_THE REQUEST_
Restate the listing below word for word, omitting any images.

[Stored records]
** Begin **

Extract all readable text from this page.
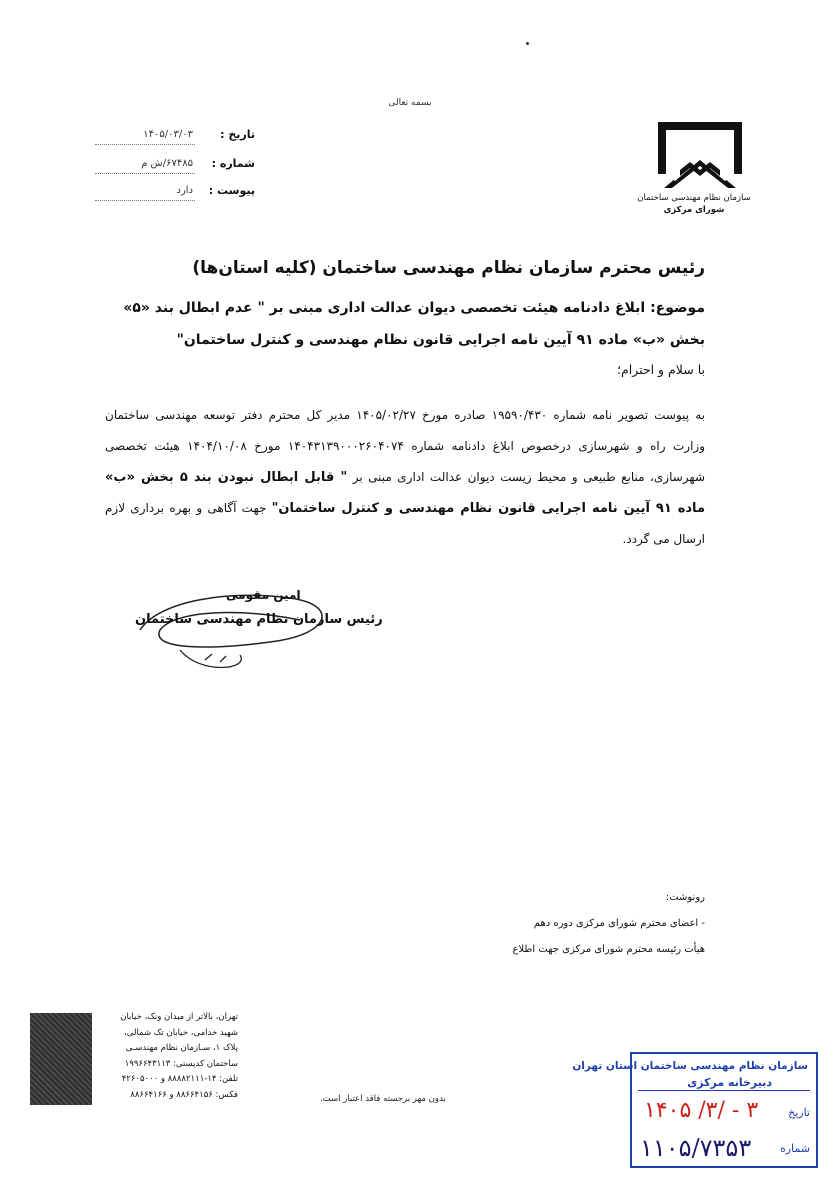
بسمه تعالی
تاریخ :
۱۴۰۵/۰۳/۰۳
شماره :
۶۷۴۸۵/ش م
پیوست :
دارد
سازمان نظام مهندسی ساختمان
شورای مرکزی
رئیس محترم سازمان نظام مهندسی ساختمان (کلیه استان‌ها)
موضوع: ابلاغ دادنامه هیئت تخصصی دیوان عدالت اداری مبنی بر " عدم ابطال بند «۵» بخش «ب» ماده ۹۱ آیین نامه اجرایی قانون نظام مهندسی و کنترل ساختمان"
با سلام و احترام؛
به پیوست تصویر نامه شماره ۱۹۵۹۰/۴۳۰ صادره مورخ ۱۴۰۵/۰۲/۲۷ مدیر کل محترم دفتر توسعه مهندسی ساختمان وزارت راه و شهرسازی درخصوص ابلاغ دادنامه شماره ۱۴۰۴۳۱۳۹۰۰۰۲۶۰۴۰۷۴ مورخ ۱۴۰۴/۱۰/۰۸ هیئت تخصصی شهرسازی، منابع طبیعی و محیط زیست دیوان عدالت اداری مبنی بر " قابل ابطال نبودن بند ۵ بخش «ب» ماده ۹۱ آیین نامه اجرایی قانون نظام مهندسی و کنترل ساختمان" جهت آگاهی و بهره برداری لازم ارسال می گردد.
امین مقومی
رئیس سازمان نظام مهندسی ساختمان
رونوشت:
- اعضای محترم شورای مرکزی دوره دهم
هیأت رئیسه محترم شورای مرکزی جهت اطلاع
تهران، بالاتر از میدان ونک، خیابان
شهید خدامی، خیابان تک شمالی،
پلاک ۱، سـازمان نظام مهندسـی
ساختمان کدپستی: ۱۹۹۶۶۴۳۱۱۳
تلفن: ۱۴-۸۸۸۸۲۱۱۱ و ۴۲۶۰۵۰۰۰
فکس: ۸۸۶۶۴۱۵۶ و ۸۸۶۶۴۱۶۶	بدون مهر برجسته فاقد اعتبار است.
سازمان نظام مهندسی ساختمان استان تهران
دبیرخانه مرکزی
تاریخ
۱۴۰۵ /۳/ - ۳
شماره
۱۱۰۵/۷۳۵۳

** End **

_FULL OUTPUT_
Extract all readable text from this page.
بسمه تعالی
تاریخ :
۱۴۰۵/۰۳/۰۳
شماره :
۶۷۴۸۵/ش م
پیوست :
دارد
سازمان نظام مهندسی ساختمان
شورای مرکزی
رئیس محترم سازمان نظام مهندسی ساختمان (کلیه استان‌ها)
موضوع: ابلاغ دادنامه هیئت تخصصی دیوان عدالت اداری مبنی بر " عدم ابطال بند «۵» بخش «ب» ماده ۹۱ آیین نامه اجرایی قانون نظام مهندسی و کنترل ساختمان"
با سلام و احترام؛
به پیوست تصویر نامه شماره ۱۹۵۹۰/۴۳۰ صادره مورخ ۱۴۰۵/۰۲/۲۷ مدیر کل محترم دفتر توسعه مهندسی ساختمان وزارت راه و شهرسازی درخصوص ابلاغ دادنامه شماره ۱۴۰۴۳۱۳۹۰۰۰۲۶۰۴۰۷۴ مورخ ۱۴۰۴/۱۰/۰۸ هیئت تخصصی شهرسازی، منابع طبیعی و محیط زیست دیوان عدالت اداری مبنی بر " قابل ابطال نبودن بند ۵ بخش «ب» ماده ۹۱ آیین نامه اجرایی قانون نظام مهندسی و کنترل ساختمان" جهت آگاهی و بهره برداری لازم ارسال می گردد.
امین مقومی
رئیس سازمان نظام مهندسی ساختمان
رونوشت:
- اعضای محترم شورای مرکزی دوره دهم
هیأت رئیسه محترم شورای مرکزی جهت اطلاع
تهران، بالاتر از میدان ونک، خیابان
شهید خدامی، خیابان تک شمالی،
پلاک ۱، سـازمان نظام مهندسـی
ساختمان کدپستی: ۱۹۹۶۶۴۳۱۱۳
تلفن: ۱۴-۸۸۸۸۲۱۱۱ و ۴۲۶۰۵۰۰۰
فکس: ۸۸۶۶۴۱۵۶ و ۸۸۶۶۴۱۶۶	بدون مهر برجسته فاقد اعتبار است.
سازمان نظام مهندسی ساختمان استان تهران
دبیرخانه مرکزی
تاریخ
۱۴۰۵ /۳/ - ۳
شماره
۱۱۰۵/۷۳۵۳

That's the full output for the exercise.